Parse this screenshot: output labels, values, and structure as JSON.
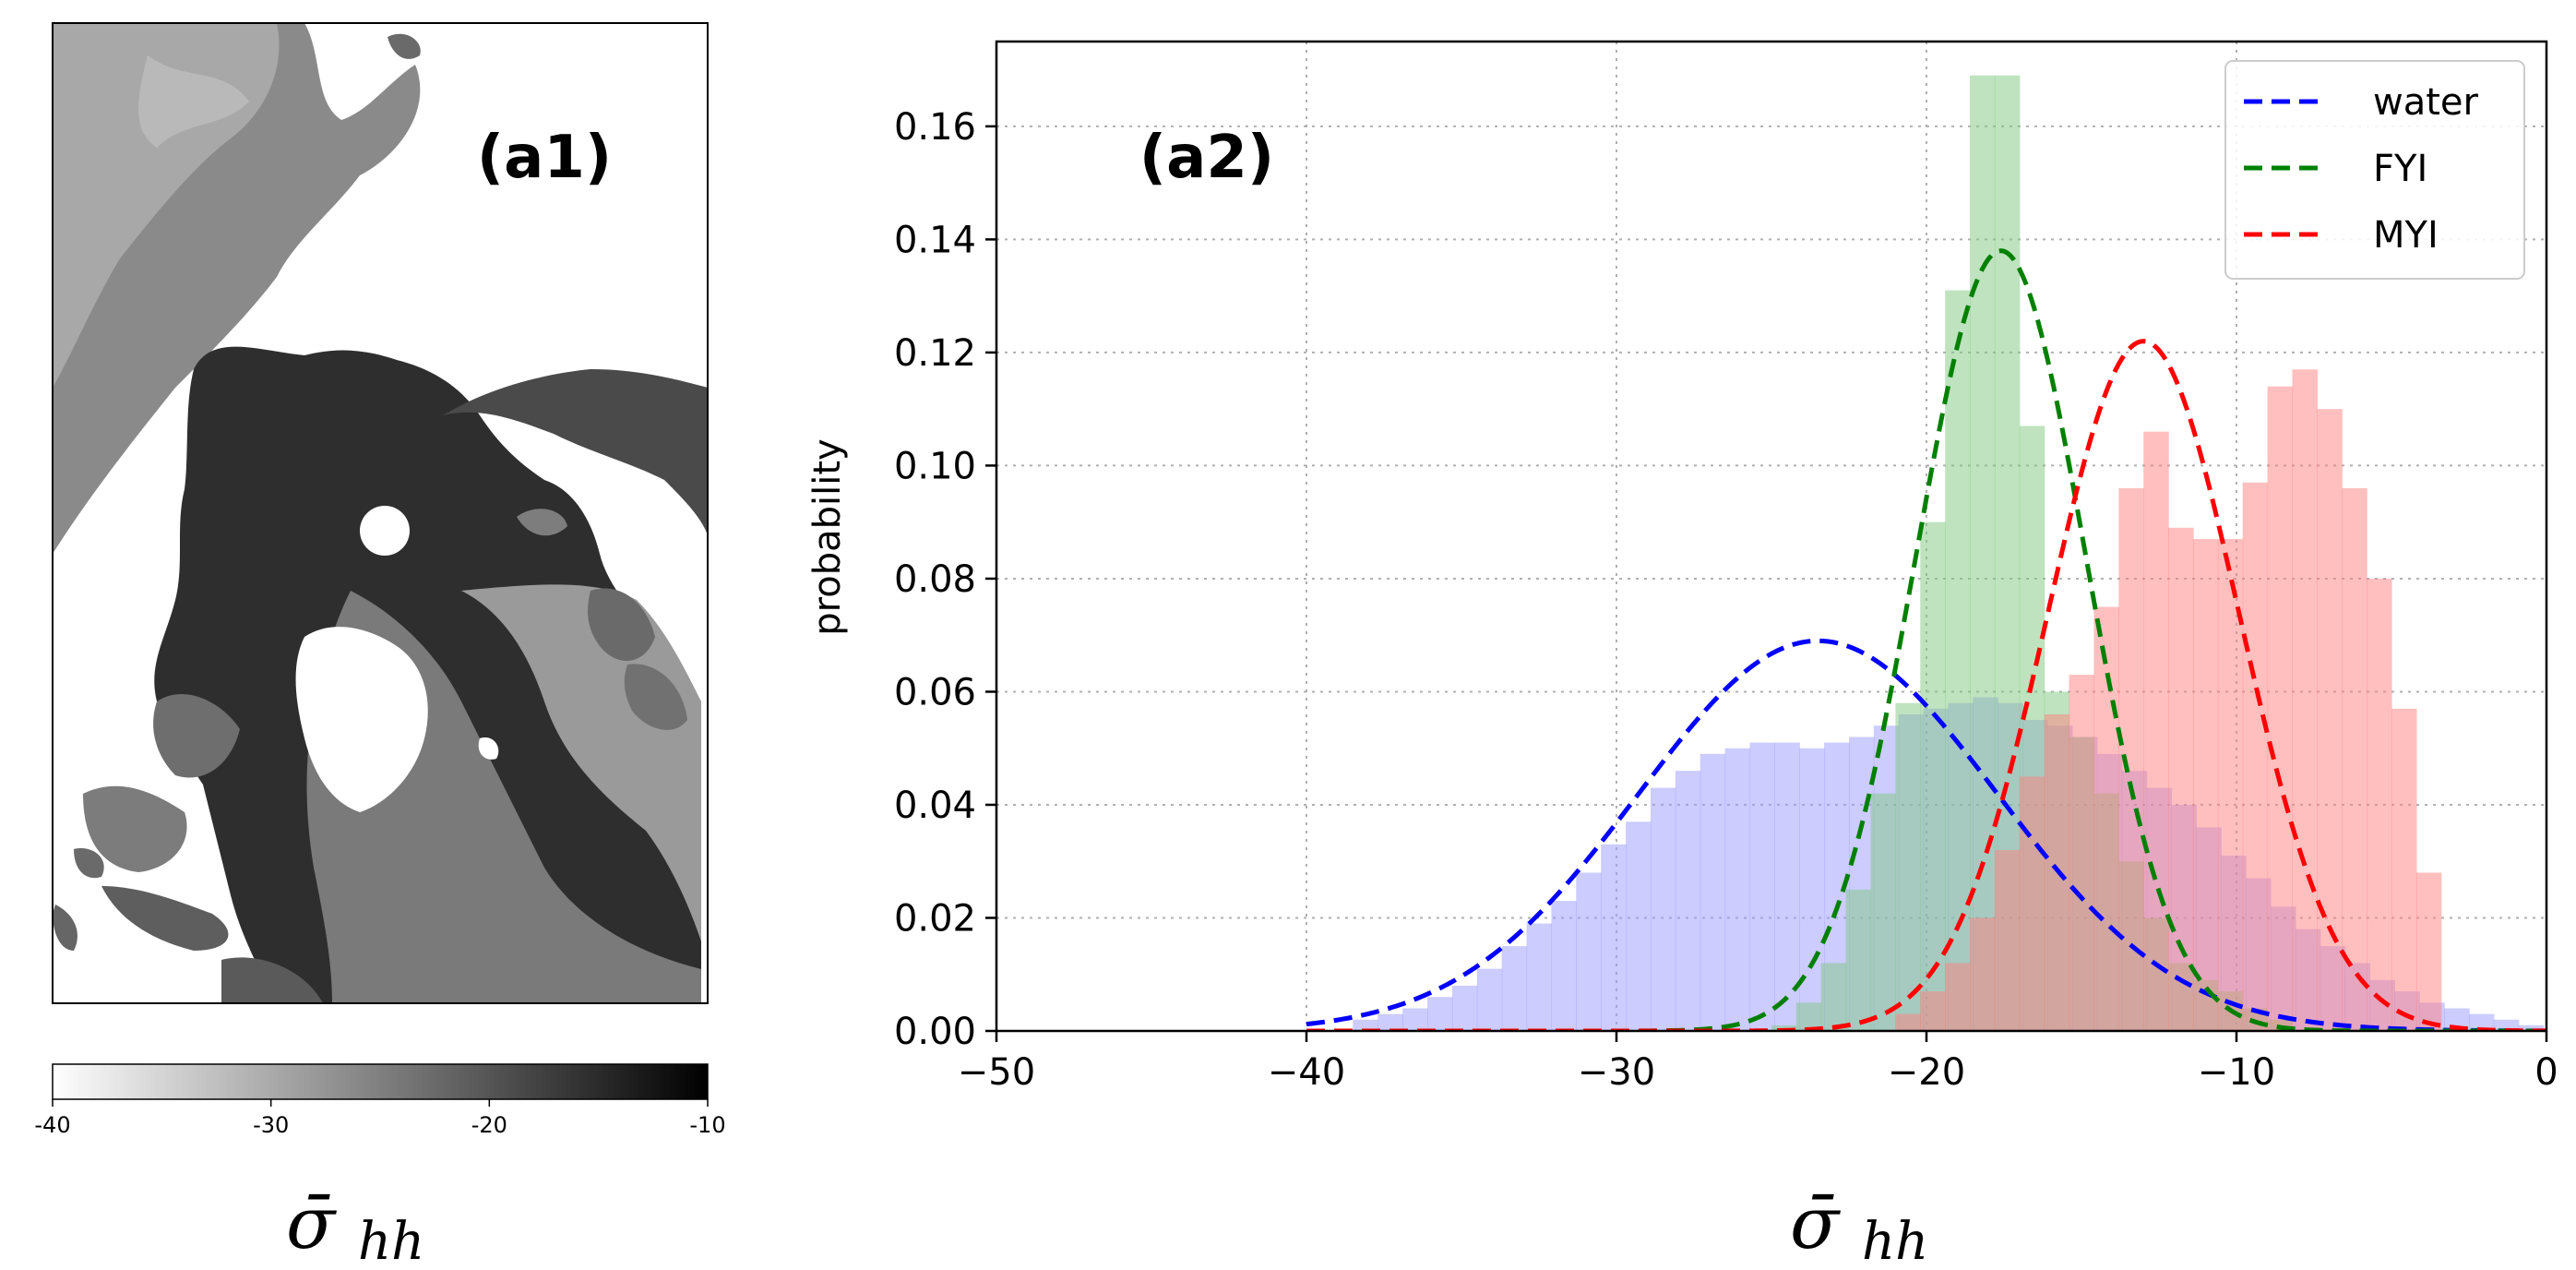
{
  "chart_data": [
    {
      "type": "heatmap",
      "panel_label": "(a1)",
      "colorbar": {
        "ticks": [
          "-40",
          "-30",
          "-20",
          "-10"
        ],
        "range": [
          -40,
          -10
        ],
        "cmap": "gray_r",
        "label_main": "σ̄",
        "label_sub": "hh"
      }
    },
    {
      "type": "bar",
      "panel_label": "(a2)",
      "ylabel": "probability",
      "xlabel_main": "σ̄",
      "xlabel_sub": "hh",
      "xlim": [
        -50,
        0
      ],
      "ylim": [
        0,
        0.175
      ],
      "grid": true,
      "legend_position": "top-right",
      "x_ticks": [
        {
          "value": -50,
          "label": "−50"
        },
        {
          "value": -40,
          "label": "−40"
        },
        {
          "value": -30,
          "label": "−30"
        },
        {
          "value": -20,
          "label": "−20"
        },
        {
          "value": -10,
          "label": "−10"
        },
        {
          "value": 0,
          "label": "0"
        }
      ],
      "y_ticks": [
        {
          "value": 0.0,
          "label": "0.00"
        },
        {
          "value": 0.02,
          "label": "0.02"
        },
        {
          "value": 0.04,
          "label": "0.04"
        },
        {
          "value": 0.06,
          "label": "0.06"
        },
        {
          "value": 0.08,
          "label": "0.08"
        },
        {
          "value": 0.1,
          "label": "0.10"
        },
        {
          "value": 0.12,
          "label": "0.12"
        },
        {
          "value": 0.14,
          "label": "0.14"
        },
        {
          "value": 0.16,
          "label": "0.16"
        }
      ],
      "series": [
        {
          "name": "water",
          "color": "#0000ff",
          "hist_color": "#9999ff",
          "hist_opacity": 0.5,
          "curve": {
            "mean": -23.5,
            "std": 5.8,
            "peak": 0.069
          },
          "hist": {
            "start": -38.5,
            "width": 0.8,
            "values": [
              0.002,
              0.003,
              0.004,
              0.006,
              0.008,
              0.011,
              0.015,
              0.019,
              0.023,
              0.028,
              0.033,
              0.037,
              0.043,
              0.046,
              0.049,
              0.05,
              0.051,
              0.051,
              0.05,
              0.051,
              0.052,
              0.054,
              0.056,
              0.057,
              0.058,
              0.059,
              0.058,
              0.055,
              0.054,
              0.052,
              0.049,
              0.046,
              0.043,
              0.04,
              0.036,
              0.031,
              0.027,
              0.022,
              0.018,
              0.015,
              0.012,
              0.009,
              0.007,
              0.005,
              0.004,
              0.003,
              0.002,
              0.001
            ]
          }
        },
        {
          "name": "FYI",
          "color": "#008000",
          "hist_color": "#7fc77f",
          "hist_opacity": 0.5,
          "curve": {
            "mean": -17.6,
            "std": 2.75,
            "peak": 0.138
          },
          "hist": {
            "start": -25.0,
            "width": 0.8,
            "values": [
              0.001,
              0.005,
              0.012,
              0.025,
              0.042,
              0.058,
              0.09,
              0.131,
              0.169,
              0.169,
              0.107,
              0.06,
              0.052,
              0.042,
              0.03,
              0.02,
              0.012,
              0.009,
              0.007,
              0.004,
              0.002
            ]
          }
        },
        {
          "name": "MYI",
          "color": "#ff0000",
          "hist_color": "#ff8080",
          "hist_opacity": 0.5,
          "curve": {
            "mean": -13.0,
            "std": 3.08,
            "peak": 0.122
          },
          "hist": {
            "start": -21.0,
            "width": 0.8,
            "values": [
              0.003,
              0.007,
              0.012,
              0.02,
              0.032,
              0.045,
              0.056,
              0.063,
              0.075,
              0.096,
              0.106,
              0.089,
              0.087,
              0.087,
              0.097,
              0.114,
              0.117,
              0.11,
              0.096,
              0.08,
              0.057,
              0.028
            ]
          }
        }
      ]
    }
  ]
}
◆ ◆ ◆ ◆ ◆ ◆ ◆
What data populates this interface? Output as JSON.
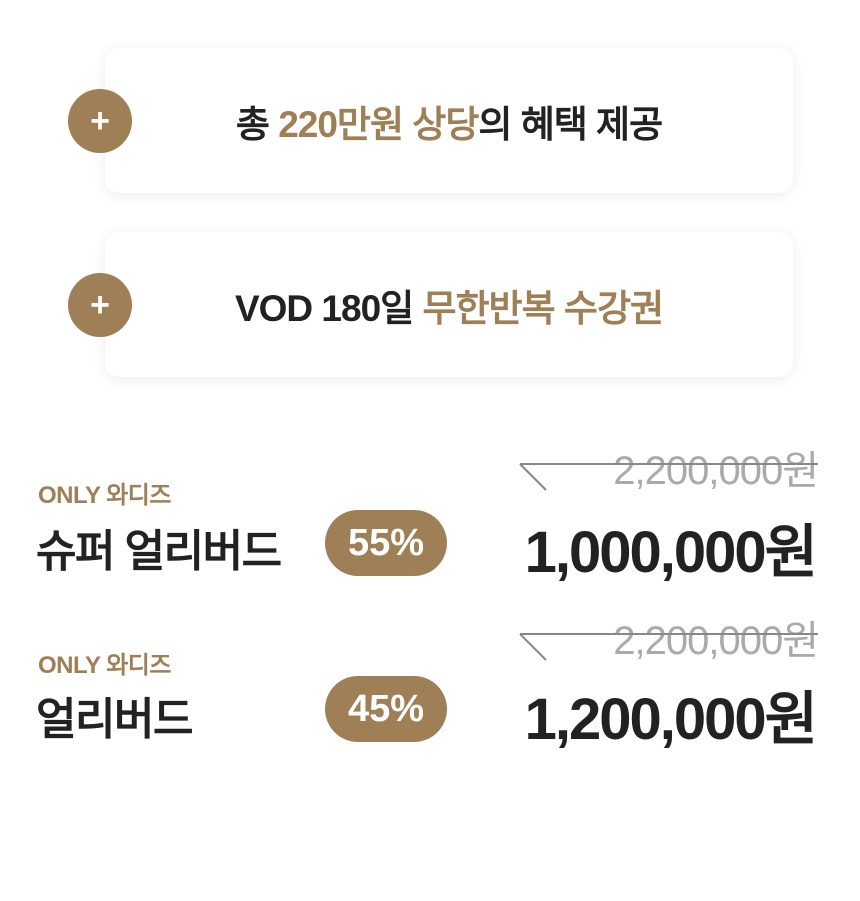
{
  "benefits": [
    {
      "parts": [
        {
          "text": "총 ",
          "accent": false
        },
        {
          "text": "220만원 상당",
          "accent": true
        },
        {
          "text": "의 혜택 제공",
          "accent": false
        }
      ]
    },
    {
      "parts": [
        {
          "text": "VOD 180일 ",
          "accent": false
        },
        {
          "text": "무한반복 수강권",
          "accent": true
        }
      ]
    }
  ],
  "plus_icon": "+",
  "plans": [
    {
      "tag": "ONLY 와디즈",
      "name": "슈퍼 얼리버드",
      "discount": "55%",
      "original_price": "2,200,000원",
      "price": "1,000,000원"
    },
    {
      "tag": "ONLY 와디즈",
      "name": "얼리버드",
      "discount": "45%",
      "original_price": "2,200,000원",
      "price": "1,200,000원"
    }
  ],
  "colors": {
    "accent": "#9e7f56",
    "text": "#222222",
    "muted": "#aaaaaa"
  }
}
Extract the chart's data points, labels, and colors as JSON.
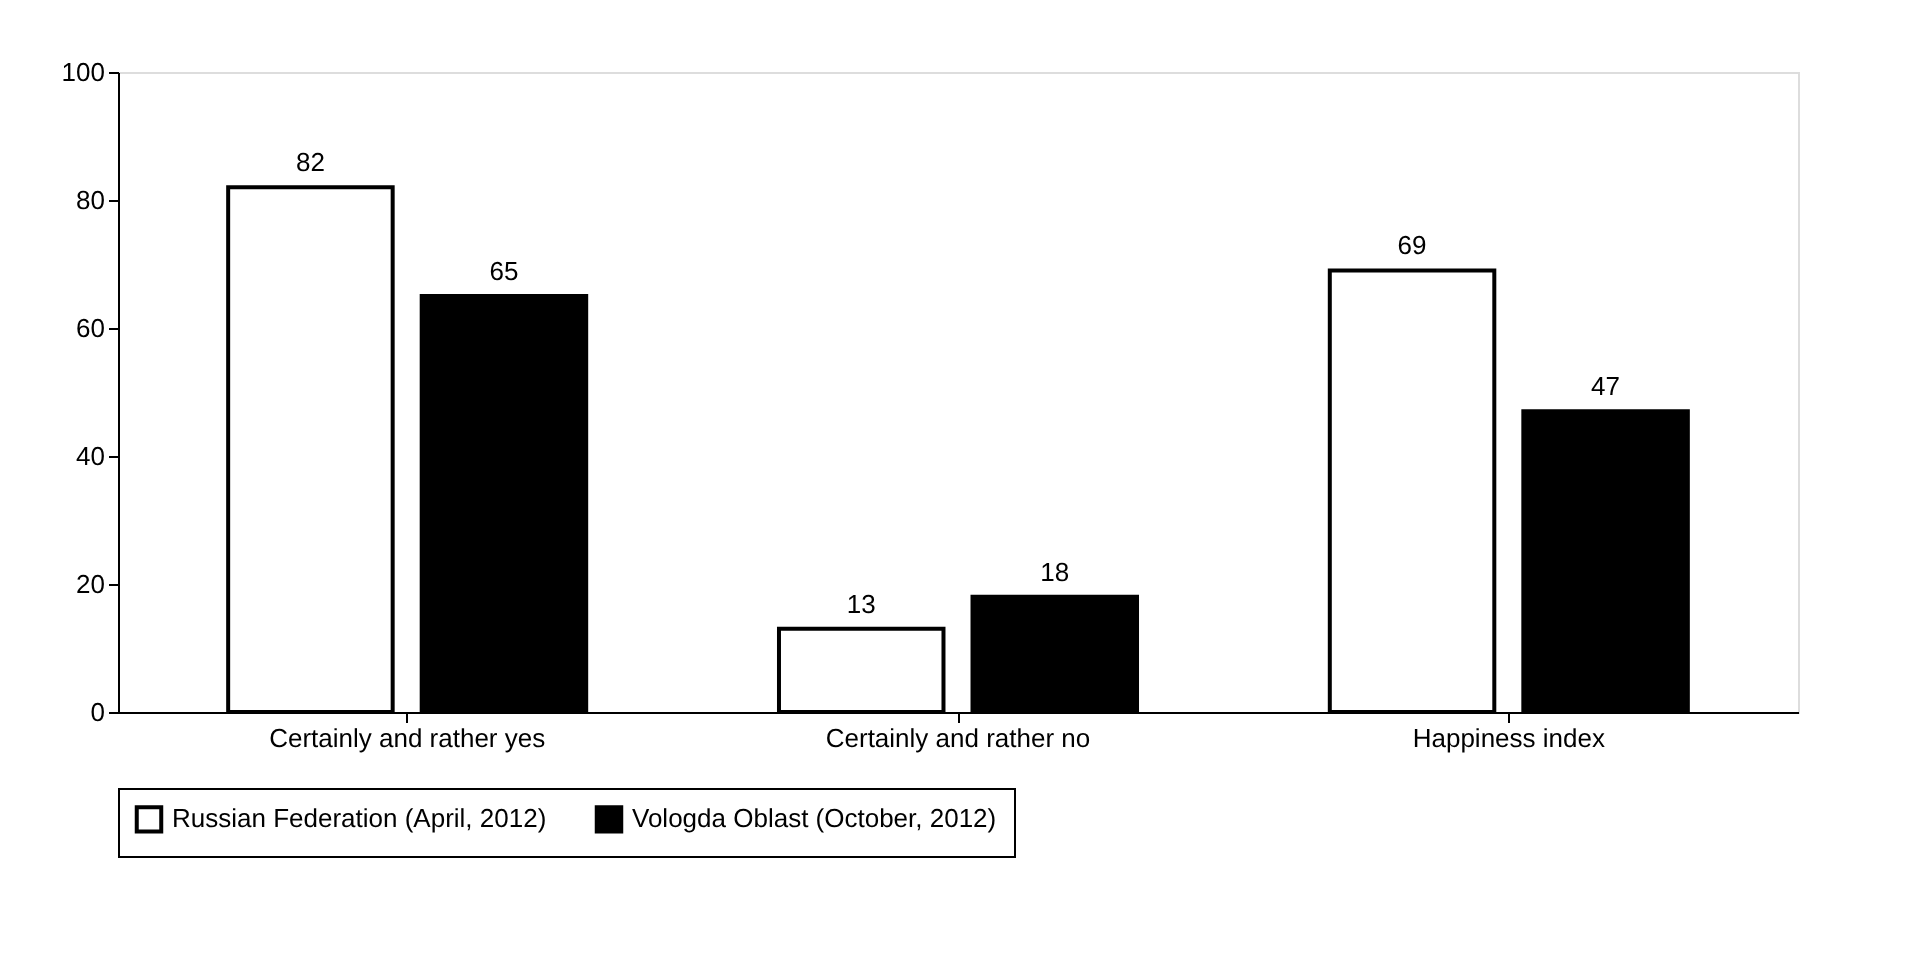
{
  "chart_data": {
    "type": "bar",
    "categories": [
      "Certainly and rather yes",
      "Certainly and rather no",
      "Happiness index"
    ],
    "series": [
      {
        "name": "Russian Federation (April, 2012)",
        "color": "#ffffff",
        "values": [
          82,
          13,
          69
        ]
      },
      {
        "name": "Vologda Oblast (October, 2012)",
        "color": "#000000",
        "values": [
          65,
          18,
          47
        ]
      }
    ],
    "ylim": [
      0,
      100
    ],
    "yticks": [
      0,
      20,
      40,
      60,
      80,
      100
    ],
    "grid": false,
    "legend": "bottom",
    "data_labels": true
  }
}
◆ ◆ ◆ ◆ ◆ ◆ ◆
Show all lines from the data above in which the word "name" appears.

— Response —
          "name": "water",
          "name": "FYI",
          "name": "MYI",
      "name": "슈퍼 얼리버드",
      "name": "얼리버드",
        "name": "Russian Federation (April, 2012)",
        "name": "Vologda Oblast (October, 2012)",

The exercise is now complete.